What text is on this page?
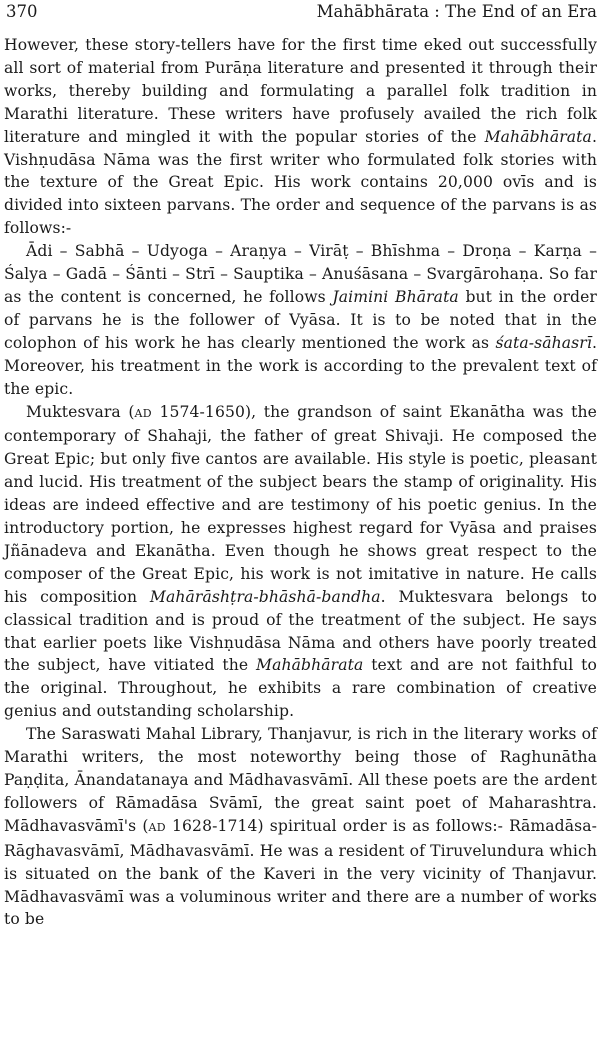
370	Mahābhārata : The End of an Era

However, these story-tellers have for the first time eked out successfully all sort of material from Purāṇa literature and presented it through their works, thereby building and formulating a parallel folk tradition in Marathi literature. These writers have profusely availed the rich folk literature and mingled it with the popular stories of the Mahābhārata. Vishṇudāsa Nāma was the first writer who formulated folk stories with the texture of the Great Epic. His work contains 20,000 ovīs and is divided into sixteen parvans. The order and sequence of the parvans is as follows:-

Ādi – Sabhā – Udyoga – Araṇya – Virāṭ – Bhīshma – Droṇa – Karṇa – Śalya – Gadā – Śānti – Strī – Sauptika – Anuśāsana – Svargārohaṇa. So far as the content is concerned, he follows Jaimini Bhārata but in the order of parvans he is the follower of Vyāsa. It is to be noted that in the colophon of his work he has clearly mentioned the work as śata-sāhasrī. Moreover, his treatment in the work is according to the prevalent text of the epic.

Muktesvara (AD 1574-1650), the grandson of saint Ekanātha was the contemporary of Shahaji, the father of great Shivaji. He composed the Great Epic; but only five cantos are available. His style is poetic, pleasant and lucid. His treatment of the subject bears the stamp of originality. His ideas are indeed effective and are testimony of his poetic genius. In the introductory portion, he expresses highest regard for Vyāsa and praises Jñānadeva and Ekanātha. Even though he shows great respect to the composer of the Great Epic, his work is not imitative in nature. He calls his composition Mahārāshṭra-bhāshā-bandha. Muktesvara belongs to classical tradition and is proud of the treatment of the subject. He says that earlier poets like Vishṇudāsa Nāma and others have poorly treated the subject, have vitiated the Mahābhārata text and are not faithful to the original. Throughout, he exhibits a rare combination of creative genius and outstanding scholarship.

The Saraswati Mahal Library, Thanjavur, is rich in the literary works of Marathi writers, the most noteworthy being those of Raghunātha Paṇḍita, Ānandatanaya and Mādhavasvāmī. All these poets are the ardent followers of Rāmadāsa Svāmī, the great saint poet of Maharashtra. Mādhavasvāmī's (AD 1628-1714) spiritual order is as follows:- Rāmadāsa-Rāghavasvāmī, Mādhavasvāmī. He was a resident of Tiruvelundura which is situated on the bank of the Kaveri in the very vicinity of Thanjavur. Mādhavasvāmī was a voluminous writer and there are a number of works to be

────────────────

**SHORT PROBLEM**:
Omit every picture, then repeat the remaining data exactly as it appears above.

**OUTPUT OF THE EXERCISE**:
What text is on this page?
370	Mahābhārata : The End of an Era

However, these story-tellers have for the first time eked out successfully all sort of material from Purāṇa literature and presented it through their works, thereby building and formulating a parallel folk tradition in Marathi literature. These writers have profusely availed the rich folk literature and mingled it with the popular stories of the Mahābhārata. Vishṇudāsa Nāma was the first writer who formulated folk stories with the texture of the Great Epic. His work contains 20,000 ovīs and is divided into sixteen parvans. The order and sequence of the parvans is as follows:-

Ādi – Sabhā – Udyoga – Araṇya – Virāṭ – Bhīshma – Droṇa – Karṇa – Śalya – Gadā – Śānti – Strī – Sauptika – Anuśāsana – Svargārohaṇa. So far as the content is concerned, he follows Jaimini Bhārata but in the order of parvans he is the follower of Vyāsa. It is to be noted that in the colophon of his work he has clearly mentioned the work as śata-sāhasrī. Moreover, his treatment in the work is according to the prevalent text of the epic.

Muktesvara (AD 1574-1650), the grandson of saint Ekanātha was the contemporary of Shahaji, the father of great Shivaji. He composed the Great Epic; but only five cantos are available. His style is poetic, pleasant and lucid. His treatment of the subject bears the stamp of originality. His ideas are indeed effective and are testimony of his poetic genius. In the introductory portion, he expresses highest regard for Vyāsa and praises Jñānadeva and Ekanātha. Even though he shows great respect to the composer of the Great Epic, his work is not imitative in nature. He calls his composition Mahārāshṭra-bhāshā-bandha. Muktesvara belongs to classical tradition and is proud of the treatment of the subject. He says that earlier poets like Vishṇudāsa Nāma and others have poorly treated the subject, have vitiated the Mahābhārata text and are not faithful to the original. Throughout, he exhibits a rare combination of creative genius and outstanding scholarship.

The Saraswati Mahal Library, Thanjavur, is rich in the literary works of Marathi writers, the most noteworthy being those of Raghunātha Paṇḍita, Ānandatanaya and Mādhavasvāmī. All these poets are the ardent followers of Rāmadāsa Svāmī, the great saint poet of Maharashtra. Mādhavasvāmī's (AD 1628-1714) spiritual order is as follows:- Rāmadāsa-Rāghavasvāmī, Mādhavasvāmī. He was a resident of Tiruvelundura which is situated on the bank of the Kaveri in the very vicinity of Thanjavur. Mādhavasvāmī was a voluminous writer and there are a number of works to be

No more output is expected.